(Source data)
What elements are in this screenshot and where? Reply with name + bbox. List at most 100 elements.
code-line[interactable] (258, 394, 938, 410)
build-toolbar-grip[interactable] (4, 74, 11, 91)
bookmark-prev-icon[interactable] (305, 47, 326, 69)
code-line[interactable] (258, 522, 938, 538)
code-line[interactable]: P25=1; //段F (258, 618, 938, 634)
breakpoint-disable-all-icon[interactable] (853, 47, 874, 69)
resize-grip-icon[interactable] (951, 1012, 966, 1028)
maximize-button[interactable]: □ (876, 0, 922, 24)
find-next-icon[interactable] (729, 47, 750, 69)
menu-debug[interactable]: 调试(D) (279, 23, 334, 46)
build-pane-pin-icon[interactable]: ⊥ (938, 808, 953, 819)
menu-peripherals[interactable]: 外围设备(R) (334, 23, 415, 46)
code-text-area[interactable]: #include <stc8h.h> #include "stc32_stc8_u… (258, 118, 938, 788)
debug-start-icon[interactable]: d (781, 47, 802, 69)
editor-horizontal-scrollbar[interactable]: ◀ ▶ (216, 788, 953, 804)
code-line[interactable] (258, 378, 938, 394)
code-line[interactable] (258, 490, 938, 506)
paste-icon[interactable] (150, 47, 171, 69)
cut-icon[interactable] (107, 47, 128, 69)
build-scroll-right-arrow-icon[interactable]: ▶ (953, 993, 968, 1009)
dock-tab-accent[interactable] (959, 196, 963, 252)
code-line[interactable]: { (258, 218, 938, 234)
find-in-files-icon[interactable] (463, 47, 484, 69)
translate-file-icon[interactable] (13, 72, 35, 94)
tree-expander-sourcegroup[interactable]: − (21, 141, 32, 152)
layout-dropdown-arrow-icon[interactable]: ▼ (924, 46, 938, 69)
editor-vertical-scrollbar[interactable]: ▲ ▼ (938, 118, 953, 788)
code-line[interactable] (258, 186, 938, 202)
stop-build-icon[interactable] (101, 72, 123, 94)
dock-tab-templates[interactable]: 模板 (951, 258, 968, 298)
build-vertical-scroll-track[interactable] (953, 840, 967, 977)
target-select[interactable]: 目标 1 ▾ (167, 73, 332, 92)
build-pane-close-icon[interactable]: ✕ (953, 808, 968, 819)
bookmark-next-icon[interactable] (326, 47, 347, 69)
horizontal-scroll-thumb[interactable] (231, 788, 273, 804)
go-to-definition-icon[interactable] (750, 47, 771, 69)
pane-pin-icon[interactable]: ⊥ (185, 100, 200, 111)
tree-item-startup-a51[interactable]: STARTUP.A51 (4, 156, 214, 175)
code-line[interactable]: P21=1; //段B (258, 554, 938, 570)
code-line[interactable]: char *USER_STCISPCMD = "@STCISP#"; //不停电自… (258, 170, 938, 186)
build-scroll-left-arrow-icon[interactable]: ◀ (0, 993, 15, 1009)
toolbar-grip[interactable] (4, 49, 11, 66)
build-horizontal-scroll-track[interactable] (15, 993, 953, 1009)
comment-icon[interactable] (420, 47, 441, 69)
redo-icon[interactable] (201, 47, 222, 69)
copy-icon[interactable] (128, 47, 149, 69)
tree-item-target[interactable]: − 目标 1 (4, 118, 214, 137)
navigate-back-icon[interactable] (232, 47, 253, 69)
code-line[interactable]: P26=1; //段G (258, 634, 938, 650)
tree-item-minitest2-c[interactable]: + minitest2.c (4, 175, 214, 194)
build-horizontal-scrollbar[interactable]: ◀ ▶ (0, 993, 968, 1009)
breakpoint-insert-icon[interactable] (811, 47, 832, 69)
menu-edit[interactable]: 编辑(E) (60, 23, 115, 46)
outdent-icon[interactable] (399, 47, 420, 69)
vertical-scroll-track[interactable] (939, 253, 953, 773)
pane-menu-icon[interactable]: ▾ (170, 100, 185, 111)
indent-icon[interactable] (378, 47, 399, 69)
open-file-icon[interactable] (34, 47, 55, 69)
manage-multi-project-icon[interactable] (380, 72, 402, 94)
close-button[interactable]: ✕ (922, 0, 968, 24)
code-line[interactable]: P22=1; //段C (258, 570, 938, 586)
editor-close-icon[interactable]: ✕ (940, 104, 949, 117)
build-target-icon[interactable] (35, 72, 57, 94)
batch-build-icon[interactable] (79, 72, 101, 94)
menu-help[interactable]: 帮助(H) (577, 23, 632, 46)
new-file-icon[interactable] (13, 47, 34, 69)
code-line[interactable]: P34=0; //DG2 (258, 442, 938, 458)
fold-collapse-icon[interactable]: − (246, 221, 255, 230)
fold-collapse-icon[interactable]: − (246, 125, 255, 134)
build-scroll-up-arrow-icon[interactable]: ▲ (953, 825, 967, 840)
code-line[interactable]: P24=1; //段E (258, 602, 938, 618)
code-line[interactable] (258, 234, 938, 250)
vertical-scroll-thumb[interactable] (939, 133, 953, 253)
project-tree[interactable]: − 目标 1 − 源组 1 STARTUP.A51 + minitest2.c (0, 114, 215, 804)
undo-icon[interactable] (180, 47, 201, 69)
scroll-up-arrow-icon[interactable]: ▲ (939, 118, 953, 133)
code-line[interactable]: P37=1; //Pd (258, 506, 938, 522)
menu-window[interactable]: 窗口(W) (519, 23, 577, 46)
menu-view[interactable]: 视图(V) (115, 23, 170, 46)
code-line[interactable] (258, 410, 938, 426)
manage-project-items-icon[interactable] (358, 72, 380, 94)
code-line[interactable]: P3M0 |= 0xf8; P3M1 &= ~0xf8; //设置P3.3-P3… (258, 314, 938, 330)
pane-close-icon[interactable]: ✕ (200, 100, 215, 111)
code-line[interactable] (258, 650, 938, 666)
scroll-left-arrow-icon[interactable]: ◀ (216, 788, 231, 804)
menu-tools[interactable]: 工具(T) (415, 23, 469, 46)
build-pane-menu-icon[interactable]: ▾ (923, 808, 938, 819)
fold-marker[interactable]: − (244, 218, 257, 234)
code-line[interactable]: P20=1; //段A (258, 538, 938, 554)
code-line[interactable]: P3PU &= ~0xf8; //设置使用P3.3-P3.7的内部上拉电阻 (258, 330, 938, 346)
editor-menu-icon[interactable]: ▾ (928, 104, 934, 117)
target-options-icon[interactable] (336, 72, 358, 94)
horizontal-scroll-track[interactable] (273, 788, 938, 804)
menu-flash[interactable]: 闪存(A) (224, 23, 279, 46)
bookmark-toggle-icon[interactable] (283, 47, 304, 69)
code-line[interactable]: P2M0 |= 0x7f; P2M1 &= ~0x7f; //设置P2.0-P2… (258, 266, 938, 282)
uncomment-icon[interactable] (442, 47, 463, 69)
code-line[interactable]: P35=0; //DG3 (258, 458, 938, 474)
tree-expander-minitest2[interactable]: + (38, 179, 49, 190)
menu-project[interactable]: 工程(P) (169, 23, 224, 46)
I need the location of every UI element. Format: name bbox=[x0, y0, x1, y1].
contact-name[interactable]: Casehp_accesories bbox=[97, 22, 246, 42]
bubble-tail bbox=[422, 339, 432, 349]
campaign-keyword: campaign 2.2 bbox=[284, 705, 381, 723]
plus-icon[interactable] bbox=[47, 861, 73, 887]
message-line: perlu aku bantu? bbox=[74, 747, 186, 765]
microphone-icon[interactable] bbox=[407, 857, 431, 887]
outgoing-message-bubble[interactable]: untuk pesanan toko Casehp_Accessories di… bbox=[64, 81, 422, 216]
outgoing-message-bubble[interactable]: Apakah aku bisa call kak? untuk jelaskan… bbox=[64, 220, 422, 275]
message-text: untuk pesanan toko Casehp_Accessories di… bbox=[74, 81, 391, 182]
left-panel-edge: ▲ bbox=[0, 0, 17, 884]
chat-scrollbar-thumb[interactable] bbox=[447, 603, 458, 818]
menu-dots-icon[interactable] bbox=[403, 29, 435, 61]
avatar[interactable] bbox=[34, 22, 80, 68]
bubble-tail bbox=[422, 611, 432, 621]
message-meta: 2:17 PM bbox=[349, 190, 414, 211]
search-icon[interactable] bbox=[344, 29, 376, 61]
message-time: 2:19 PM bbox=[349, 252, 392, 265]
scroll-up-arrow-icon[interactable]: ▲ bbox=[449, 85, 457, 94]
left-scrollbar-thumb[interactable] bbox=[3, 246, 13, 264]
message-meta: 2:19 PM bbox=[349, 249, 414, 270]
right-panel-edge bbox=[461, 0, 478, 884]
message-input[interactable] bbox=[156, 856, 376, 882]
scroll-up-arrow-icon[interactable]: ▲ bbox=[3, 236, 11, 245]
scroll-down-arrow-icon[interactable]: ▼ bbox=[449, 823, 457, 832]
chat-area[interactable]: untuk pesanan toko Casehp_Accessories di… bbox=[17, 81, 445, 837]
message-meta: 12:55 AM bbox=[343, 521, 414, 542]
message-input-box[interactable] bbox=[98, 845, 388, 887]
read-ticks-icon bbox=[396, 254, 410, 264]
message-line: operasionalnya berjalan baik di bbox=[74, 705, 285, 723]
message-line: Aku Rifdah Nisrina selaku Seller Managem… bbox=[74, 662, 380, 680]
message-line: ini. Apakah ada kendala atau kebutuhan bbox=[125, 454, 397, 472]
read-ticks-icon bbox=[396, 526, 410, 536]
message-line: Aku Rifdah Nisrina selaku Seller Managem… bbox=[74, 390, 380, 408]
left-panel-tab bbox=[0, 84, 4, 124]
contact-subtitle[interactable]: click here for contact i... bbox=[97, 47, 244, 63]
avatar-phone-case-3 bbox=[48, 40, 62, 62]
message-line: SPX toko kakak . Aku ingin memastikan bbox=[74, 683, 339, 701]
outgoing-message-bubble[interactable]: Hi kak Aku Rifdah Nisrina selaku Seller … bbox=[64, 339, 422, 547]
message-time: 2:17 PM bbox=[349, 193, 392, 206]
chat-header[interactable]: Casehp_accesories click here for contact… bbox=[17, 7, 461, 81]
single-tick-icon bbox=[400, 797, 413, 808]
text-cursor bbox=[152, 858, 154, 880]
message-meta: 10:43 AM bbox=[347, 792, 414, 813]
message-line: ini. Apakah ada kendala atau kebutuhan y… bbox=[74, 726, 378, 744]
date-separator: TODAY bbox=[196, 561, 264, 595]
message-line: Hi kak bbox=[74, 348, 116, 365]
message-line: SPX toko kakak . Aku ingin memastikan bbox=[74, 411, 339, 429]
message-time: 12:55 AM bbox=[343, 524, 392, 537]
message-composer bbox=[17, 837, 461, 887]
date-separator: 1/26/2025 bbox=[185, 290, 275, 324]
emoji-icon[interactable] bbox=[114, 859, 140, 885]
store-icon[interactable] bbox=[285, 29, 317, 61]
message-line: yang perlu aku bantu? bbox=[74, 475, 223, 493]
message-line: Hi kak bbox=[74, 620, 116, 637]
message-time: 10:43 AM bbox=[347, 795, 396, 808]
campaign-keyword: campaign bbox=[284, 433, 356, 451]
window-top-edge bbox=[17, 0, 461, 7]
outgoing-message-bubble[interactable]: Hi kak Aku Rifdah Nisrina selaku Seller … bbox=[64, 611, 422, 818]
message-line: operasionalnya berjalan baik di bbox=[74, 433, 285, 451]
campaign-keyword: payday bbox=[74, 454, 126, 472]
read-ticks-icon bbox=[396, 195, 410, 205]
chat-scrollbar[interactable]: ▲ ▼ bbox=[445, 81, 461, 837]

## Your goal
Copy out the lines of the source data above, from the first line through the line containing "build-pane-pin-icon[interactable]: ⊥ (938, 808, 953, 819)", inclusive, without changing anything.

## Solution to the exercise
What elements are in this screenshot and where? Reply with name + bbox. List at most 100 elements.
code-line[interactable] (258, 394, 938, 410)
build-toolbar-grip[interactable] (4, 74, 11, 91)
bookmark-prev-icon[interactable] (305, 47, 326, 69)
code-line[interactable] (258, 522, 938, 538)
code-line[interactable]: P25=1; //段F (258, 618, 938, 634)
breakpoint-disable-all-icon[interactable] (853, 47, 874, 69)
resize-grip-icon[interactable] (951, 1012, 966, 1028)
maximize-button[interactable]: □ (876, 0, 922, 24)
find-next-icon[interactable] (729, 47, 750, 69)
menu-debug[interactable]: 调试(D) (279, 23, 334, 46)
build-pane-pin-icon[interactable]: ⊥ (938, 808, 953, 819)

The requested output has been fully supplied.